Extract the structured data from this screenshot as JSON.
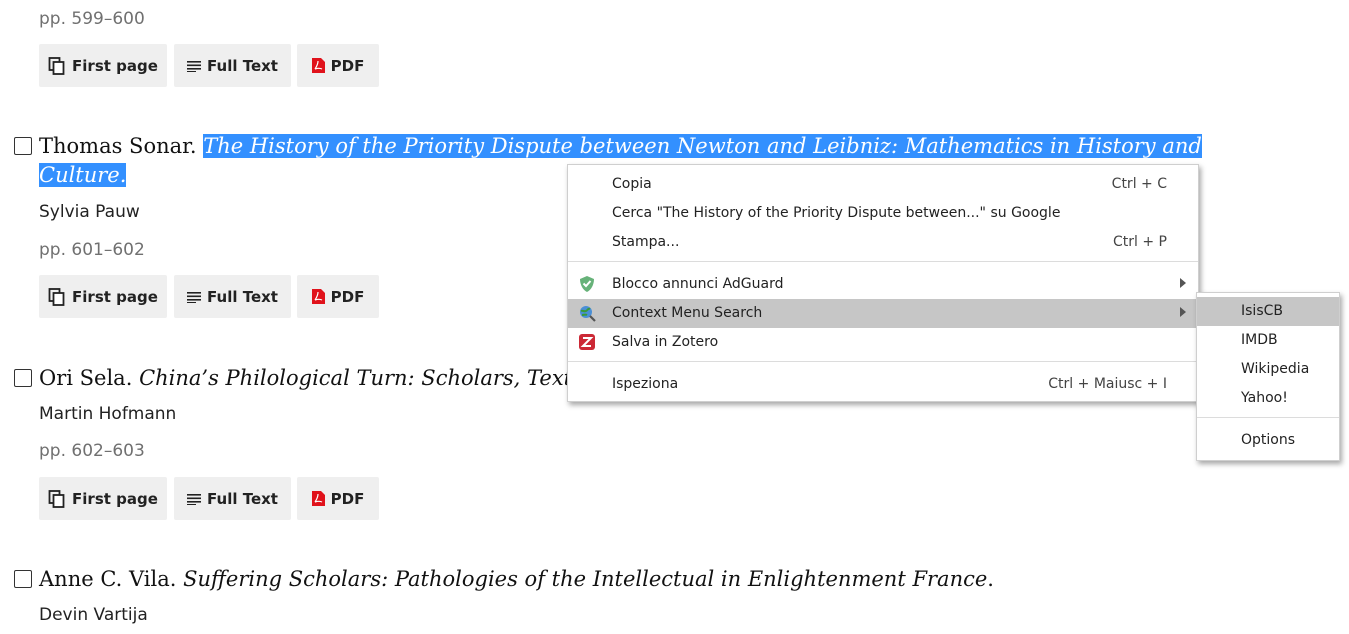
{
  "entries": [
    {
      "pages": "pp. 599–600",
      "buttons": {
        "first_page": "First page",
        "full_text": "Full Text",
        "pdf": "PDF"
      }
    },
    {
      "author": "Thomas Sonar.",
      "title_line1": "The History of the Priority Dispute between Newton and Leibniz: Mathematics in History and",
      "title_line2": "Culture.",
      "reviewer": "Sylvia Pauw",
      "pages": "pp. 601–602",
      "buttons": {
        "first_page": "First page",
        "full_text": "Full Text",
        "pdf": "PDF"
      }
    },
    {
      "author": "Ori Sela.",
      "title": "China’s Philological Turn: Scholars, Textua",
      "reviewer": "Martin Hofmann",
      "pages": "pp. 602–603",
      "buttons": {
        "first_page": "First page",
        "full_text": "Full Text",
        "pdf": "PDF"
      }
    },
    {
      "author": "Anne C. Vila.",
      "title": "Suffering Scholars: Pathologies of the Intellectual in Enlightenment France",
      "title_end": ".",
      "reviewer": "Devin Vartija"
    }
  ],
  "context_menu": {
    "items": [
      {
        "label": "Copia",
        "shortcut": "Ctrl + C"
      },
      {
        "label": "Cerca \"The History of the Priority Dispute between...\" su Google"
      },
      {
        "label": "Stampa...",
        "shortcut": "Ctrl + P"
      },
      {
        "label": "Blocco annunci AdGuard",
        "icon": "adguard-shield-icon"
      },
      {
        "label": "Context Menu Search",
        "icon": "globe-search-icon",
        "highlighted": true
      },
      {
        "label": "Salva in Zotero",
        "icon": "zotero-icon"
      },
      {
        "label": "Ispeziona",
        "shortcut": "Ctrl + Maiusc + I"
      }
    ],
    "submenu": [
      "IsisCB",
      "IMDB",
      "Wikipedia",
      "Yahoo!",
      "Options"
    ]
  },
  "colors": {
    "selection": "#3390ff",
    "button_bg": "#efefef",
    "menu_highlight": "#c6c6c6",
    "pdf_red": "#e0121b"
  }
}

++++++

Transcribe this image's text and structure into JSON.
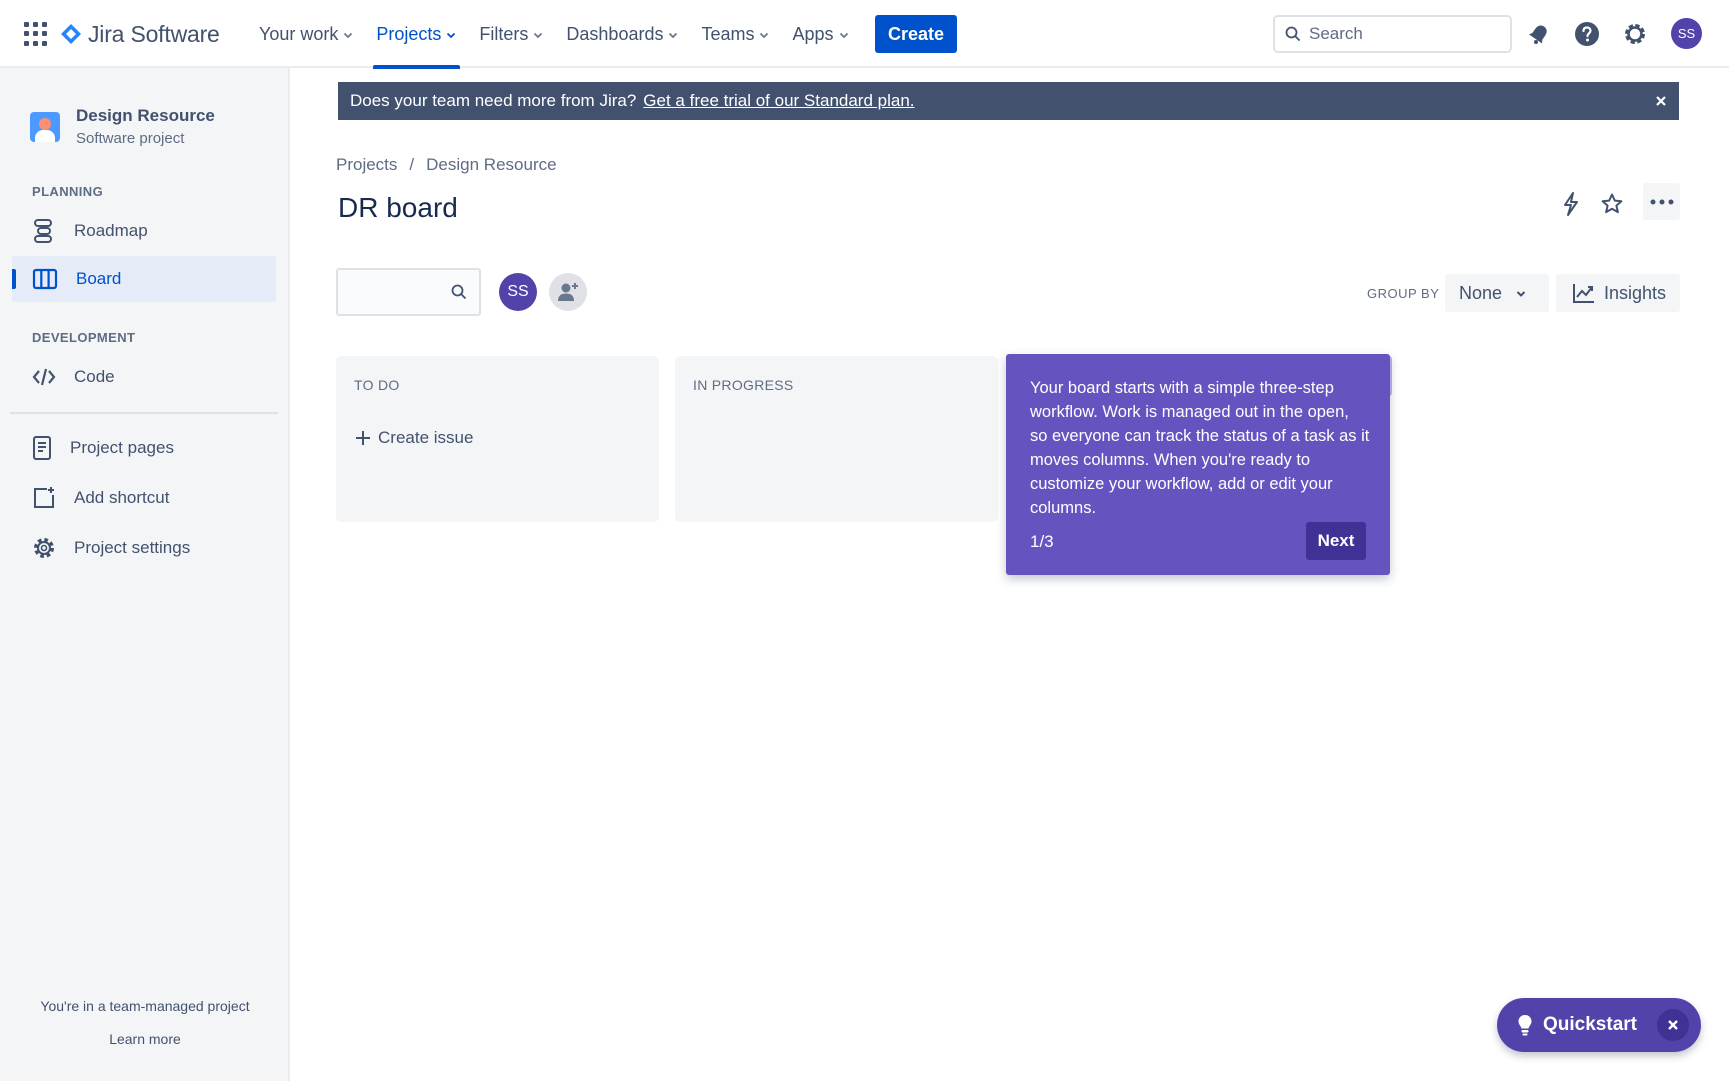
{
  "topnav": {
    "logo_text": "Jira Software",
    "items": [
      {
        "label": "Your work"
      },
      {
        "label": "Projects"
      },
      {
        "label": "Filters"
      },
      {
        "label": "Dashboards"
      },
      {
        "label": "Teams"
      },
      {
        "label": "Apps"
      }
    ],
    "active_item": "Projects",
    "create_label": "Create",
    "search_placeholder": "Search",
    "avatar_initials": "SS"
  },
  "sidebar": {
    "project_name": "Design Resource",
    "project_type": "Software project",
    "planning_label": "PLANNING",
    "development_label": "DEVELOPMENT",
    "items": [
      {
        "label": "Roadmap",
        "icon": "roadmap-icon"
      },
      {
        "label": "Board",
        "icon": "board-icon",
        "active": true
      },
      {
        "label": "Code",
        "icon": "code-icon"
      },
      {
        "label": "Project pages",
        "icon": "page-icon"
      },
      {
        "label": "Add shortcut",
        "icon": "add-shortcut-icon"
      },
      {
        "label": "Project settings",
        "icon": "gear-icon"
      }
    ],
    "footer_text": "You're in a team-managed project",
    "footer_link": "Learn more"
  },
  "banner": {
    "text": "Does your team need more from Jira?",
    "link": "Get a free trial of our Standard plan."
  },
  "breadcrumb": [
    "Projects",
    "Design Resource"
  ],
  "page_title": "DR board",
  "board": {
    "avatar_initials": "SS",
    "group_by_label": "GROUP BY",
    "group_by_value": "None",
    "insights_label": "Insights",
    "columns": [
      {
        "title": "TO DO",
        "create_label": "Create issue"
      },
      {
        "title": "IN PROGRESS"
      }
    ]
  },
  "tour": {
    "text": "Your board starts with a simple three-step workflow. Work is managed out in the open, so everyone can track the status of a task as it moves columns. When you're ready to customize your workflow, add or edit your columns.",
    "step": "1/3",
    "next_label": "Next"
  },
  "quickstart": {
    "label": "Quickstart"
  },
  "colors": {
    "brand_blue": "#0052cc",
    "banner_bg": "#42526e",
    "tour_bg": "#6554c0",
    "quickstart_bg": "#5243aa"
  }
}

++++++

**WHAT YOU ARE ASKED TO DO**
Copy every line of the records above that holds the word "between".

**SOLUTION TO THIS PROBLEM**
      "title_line1": "The History of the Priority Dispute between Newton and Leibniz: Mathematics in History and",
        "label": "Cerca \"The History of the Priority Dispute between...\" su Google"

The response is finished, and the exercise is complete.